▶ **DIRECTIONS**: Quote the listing below in full and exactly as written, but omit every picture.

▶ **INFORMATION PROVIDED**:
•••••
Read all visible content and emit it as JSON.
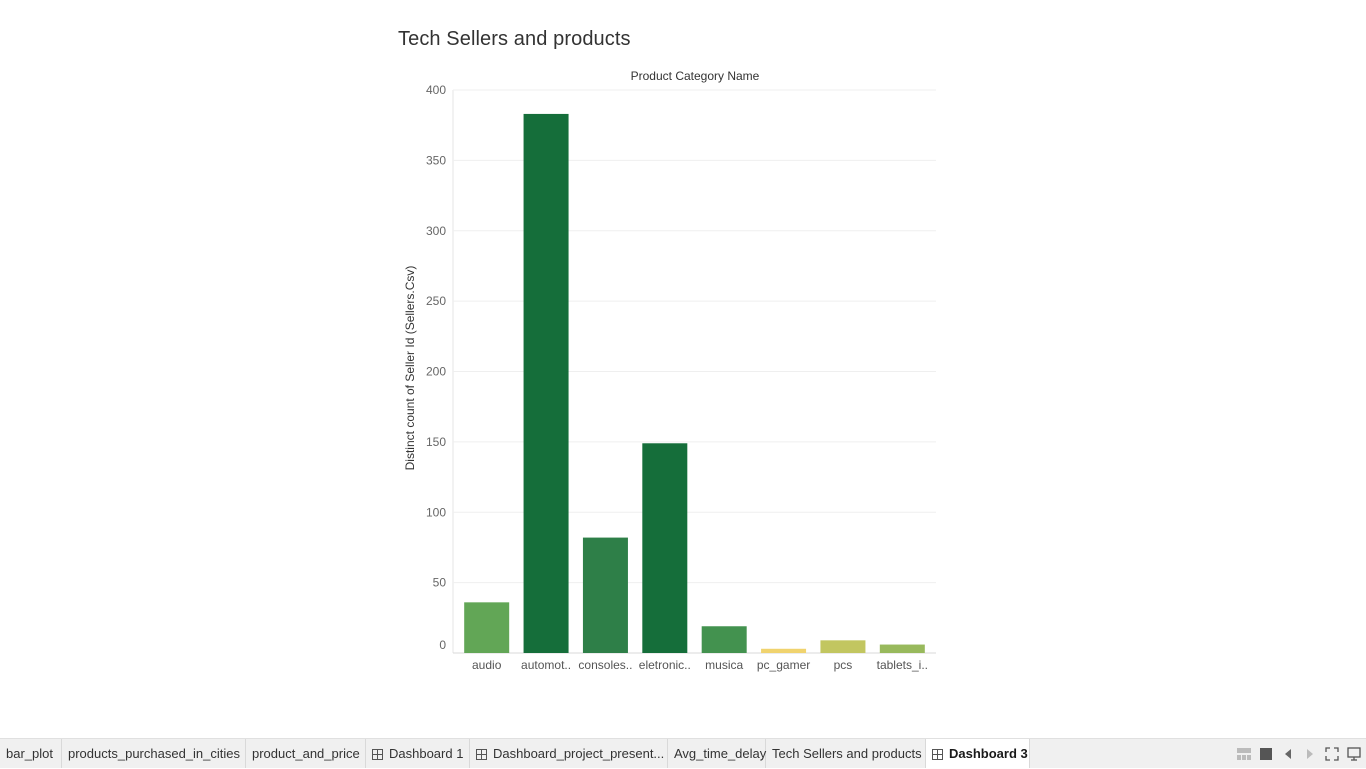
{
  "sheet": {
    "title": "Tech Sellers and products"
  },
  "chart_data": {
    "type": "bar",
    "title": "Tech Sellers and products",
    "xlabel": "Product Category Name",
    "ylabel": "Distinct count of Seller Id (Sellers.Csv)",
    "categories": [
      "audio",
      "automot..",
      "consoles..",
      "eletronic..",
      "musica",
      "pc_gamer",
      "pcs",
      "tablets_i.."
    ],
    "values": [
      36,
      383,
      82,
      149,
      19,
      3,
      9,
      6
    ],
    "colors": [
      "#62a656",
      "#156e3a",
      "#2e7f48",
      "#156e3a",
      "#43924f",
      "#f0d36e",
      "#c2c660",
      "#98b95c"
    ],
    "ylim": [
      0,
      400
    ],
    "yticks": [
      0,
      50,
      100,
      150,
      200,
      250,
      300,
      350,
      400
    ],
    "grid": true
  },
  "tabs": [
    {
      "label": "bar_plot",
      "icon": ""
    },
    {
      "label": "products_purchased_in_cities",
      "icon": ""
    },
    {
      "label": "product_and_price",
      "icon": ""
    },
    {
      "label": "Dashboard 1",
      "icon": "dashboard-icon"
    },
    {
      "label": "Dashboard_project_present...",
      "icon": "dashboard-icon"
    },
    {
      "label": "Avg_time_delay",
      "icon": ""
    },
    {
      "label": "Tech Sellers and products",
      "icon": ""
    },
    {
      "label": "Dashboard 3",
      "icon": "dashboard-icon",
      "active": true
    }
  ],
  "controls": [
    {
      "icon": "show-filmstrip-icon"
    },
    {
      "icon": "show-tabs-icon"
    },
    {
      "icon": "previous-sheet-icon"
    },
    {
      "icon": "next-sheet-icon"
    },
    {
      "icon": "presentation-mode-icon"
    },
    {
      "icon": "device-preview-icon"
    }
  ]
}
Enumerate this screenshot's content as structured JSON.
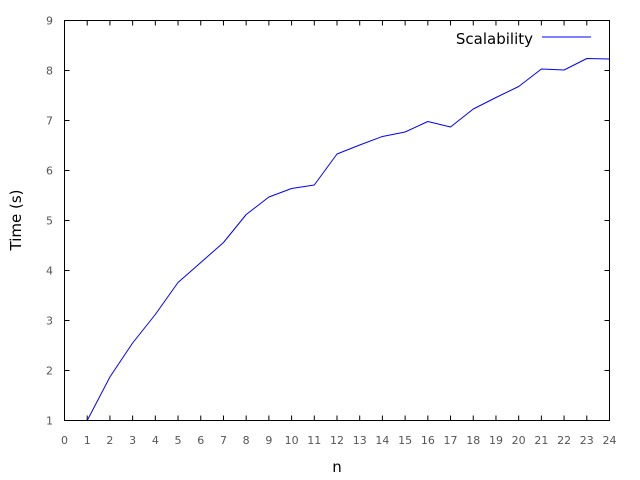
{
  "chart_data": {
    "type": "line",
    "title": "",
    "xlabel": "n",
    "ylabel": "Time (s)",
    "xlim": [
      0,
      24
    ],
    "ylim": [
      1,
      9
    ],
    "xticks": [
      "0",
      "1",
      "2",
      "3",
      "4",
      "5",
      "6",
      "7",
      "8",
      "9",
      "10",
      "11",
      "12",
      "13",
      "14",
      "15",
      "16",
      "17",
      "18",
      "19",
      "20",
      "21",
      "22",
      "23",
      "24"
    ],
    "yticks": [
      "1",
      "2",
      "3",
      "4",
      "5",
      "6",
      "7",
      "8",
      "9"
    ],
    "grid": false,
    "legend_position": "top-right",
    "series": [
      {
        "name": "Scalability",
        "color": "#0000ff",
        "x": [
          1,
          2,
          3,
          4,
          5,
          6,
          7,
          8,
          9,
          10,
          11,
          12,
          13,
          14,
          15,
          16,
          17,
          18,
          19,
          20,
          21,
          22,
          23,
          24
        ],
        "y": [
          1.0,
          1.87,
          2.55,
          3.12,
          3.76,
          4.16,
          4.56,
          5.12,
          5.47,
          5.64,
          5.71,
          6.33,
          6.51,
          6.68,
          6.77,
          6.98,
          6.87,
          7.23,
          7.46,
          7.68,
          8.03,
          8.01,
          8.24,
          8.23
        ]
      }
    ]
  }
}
•••••
▶ **CORRECT RESPONSE**:
Read all visible content and emit it as JSON.
{
  "sheet": {
    "title": "Tech Sellers and products"
  },
  "chart_data": {
    "type": "bar",
    "title": "Tech Sellers and products",
    "xlabel": "Product Category Name",
    "ylabel": "Distinct count of Seller Id (Sellers.Csv)",
    "categories": [
      "audio",
      "automot..",
      "consoles..",
      "eletronic..",
      "musica",
      "pc_gamer",
      "pcs",
      "tablets_i.."
    ],
    "values": [
      36,
      383,
      82,
      149,
      19,
      3,
      9,
      6
    ],
    "colors": [
      "#62a656",
      "#156e3a",
      "#2e7f48",
      "#156e3a",
      "#43924f",
      "#f0d36e",
      "#c2c660",
      "#98b95c"
    ],
    "ylim": [
      0,
      400
    ],
    "yticks": [
      0,
      50,
      100,
      150,
      200,
      250,
      300,
      350,
      400
    ],
    "grid": true
  },
  "tabs": [
    {
      "label": "bar_plot",
      "icon": ""
    },
    {
      "label": "products_purchased_in_cities",
      "icon": ""
    },
    {
      "label": "product_and_price",
      "icon": ""
    },
    {
      "label": "Dashboard 1",
      "icon": "dashboard-icon"
    },
    {
      "label": "Dashboard_project_present...",
      "icon": "dashboard-icon"
    },
    {
      "label": "Avg_time_delay",
      "icon": ""
    },
    {
      "label": "Tech Sellers and products",
      "icon": ""
    },
    {
      "label": "Dashboard 3",
      "icon": "dashboard-icon",
      "active": true
    }
  ],
  "controls": [
    {
      "icon": "show-filmstrip-icon"
    },
    {
      "icon": "show-tabs-icon"
    },
    {
      "icon": "previous-sheet-icon"
    },
    {
      "icon": "next-sheet-icon"
    },
    {
      "icon": "presentation-mode-icon"
    },
    {
      "icon": "device-preview-icon"
    }
  ]
}
Enumerate this screenshot's content as structured JSON.
{
  "chart_data": {
    "type": "line",
    "title": "",
    "xlabel": "n",
    "ylabel": "Time (s)",
    "xlim": [
      0,
      24
    ],
    "ylim": [
      1,
      9
    ],
    "xticks": [
      "0",
      "1",
      "2",
      "3",
      "4",
      "5",
      "6",
      "7",
      "8",
      "9",
      "10",
      "11",
      "12",
      "13",
      "14",
      "15",
      "16",
      "17",
      "18",
      "19",
      "20",
      "21",
      "22",
      "23",
      "24"
    ],
    "yticks": [
      "1",
      "2",
      "3",
      "4",
      "5",
      "6",
      "7",
      "8",
      "9"
    ],
    "grid": false,
    "legend_position": "top-right",
    "series": [
      {
        "name": "Scalability",
        "color": "#0000ff",
        "x": [
          1,
          2,
          3,
          4,
          5,
          6,
          7,
          8,
          9,
          10,
          11,
          12,
          13,
          14,
          15,
          16,
          17,
          18,
          19,
          20,
          21,
          22,
          23,
          24
        ],
        "y": [
          1.0,
          1.87,
          2.55,
          3.12,
          3.76,
          4.16,
          4.56,
          5.12,
          5.47,
          5.64,
          5.71,
          6.33,
          6.51,
          6.68,
          6.77,
          6.98,
          6.87,
          7.23,
          7.46,
          7.68,
          8.03,
          8.01,
          8.24,
          8.23
        ]
      }
    ]
  }
}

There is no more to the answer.